Supplied records ::

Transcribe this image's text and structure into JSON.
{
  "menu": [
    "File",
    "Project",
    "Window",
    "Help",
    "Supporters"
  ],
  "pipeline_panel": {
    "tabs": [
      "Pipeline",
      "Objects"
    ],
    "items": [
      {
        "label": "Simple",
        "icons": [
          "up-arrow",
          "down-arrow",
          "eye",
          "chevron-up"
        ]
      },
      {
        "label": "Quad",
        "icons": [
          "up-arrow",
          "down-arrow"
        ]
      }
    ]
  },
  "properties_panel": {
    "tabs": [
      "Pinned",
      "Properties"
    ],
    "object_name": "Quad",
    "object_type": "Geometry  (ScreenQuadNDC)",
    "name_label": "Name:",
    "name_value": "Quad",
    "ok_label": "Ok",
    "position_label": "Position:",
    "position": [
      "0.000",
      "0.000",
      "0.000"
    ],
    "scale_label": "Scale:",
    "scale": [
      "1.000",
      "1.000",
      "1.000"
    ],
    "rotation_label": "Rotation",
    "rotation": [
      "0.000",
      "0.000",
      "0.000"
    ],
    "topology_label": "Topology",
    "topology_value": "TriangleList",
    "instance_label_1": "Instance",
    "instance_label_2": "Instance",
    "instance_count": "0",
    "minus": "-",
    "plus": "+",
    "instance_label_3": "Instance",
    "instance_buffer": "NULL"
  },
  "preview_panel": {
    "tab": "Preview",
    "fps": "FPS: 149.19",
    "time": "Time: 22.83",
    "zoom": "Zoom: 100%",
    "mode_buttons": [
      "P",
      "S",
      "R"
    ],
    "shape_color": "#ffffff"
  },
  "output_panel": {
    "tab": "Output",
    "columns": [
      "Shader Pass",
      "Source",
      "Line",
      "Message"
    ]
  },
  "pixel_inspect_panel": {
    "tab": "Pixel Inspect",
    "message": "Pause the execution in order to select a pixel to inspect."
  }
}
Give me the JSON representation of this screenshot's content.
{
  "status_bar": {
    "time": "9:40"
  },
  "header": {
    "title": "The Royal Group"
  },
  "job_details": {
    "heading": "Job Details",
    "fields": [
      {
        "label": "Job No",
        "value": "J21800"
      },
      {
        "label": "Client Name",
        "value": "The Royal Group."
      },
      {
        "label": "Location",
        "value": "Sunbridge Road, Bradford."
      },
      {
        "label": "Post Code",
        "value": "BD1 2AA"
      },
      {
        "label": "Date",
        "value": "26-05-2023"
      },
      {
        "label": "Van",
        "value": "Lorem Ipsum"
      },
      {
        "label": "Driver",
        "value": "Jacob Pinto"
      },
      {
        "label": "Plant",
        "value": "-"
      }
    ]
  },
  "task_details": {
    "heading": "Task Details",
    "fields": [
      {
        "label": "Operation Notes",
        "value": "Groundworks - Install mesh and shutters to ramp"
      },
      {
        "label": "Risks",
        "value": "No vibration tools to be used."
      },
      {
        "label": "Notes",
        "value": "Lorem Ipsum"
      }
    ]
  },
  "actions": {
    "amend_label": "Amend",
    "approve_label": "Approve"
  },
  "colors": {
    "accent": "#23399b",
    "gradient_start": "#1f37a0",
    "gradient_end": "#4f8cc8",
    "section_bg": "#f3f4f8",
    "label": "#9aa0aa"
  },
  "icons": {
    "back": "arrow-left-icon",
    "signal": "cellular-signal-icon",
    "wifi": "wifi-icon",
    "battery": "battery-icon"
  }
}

Task objective :: Write an exact transcription of every entry above.

Written answer ::
Transcribe this image's text and structure into JSON.
{
  "menu": [
    "File",
    "Project",
    "Window",
    "Help",
    "Supporters"
  ],
  "pipeline_panel": {
    "tabs": [
      "Pipeline",
      "Objects"
    ],
    "items": [
      {
        "label": "Simple",
        "icons": [
          "up-arrow",
          "down-arrow",
          "eye",
          "chevron-up"
        ]
      },
      {
        "label": "Quad",
        "icons": [
          "up-arrow",
          "down-arrow"
        ]
      }
    ]
  },
  "properties_panel": {
    "tabs": [
      "Pinned",
      "Properties"
    ],
    "object_name": "Quad",
    "object_type": "Geometry  (ScreenQuadNDC)",
    "name_label": "Name:",
    "name_value": "Quad",
    "ok_label": "Ok",
    "position_label": "Position:",
    "position": [
      "0.000",
      "0.000",
      "0.000"
    ],
    "scale_label": "Scale:",
    "scale": [
      "1.000",
      "1.000",
      "1.000"
    ],
    "rotation_label": "Rotation",
    "rotation": [
      "0.000",
      "0.000",
      "0.000"
    ],
    "topology_label": "Topology",
    "topology_value": "TriangleList",
    "instance_label_1": "Instance",
    "instance_label_2": "Instance",
    "instance_count": "0",
    "minus": "-",
    "plus": "+",
    "instance_label_3": "Instance",
    "instance_buffer": "NULL"
  },
  "preview_panel": {
    "tab": "Preview",
    "fps": "FPS: 149.19",
    "time": "Time: 22.83",
    "zoom": "Zoom: 100%",
    "mode_buttons": [
      "P",
      "S",
      "R"
    ],
    "shape_color": "#ffffff"
  },
  "output_panel": {
    "tab": "Output",
    "columns": [
      "Shader Pass",
      "Source",
      "Line",
      "Message"
    ]
  },
  "pixel_inspect_panel": {
    "tab": "Pixel Inspect",
    "message": "Pause the execution in order to select a pixel to inspect."
  }
}
Give me the JSON representation of this screenshot's content.
{
  "status_bar": {
    "time": "9:40"
  },
  "header": {
    "title": "The Royal Group"
  },
  "job_details": {
    "heading": "Job Details",
    "fields": [
      {
        "label": "Job No",
        "value": "J21800"
      },
      {
        "label": "Client Name",
        "value": "The Royal Group."
      },
      {
        "label": "Location",
        "value": "Sunbridge Road, Bradford."
      },
      {
        "label": "Post Code",
        "value": "BD1 2AA"
      },
      {
        "label": "Date",
        "value": "26-05-2023"
      },
      {
        "label": "Van",
        "value": "Lorem Ipsum"
      },
      {
        "label": "Driver",
        "value": "Jacob Pinto"
      },
      {
        "label": "Plant",
        "value": "-"
      }
    ]
  },
  "task_details": {
    "heading": "Task Details",
    "fields": [
      {
        "label": "Operation Notes",
        "value": "Groundworks - Install mesh and shutters to ramp"
      },
      {
        "label": "Risks",
        "value": "No vibration tools to be used."
      },
      {
        "label": "Notes",
        "value": "Lorem Ipsum"
      }
    ]
  },
  "actions": {
    "amend_label": "Amend",
    "approve_label": "Approve"
  },
  "colors": {
    "accent": "#23399b",
    "gradient_start": "#1f37a0",
    "gradient_end": "#4f8cc8",
    "section_bg": "#f3f4f8",
    "label": "#9aa0aa"
  },
  "icons": {
    "back": "arrow-left-icon",
    "signal": "cellular-signal-icon",
    "wifi": "wifi-icon",
    "battery": "battery-icon"
  }
}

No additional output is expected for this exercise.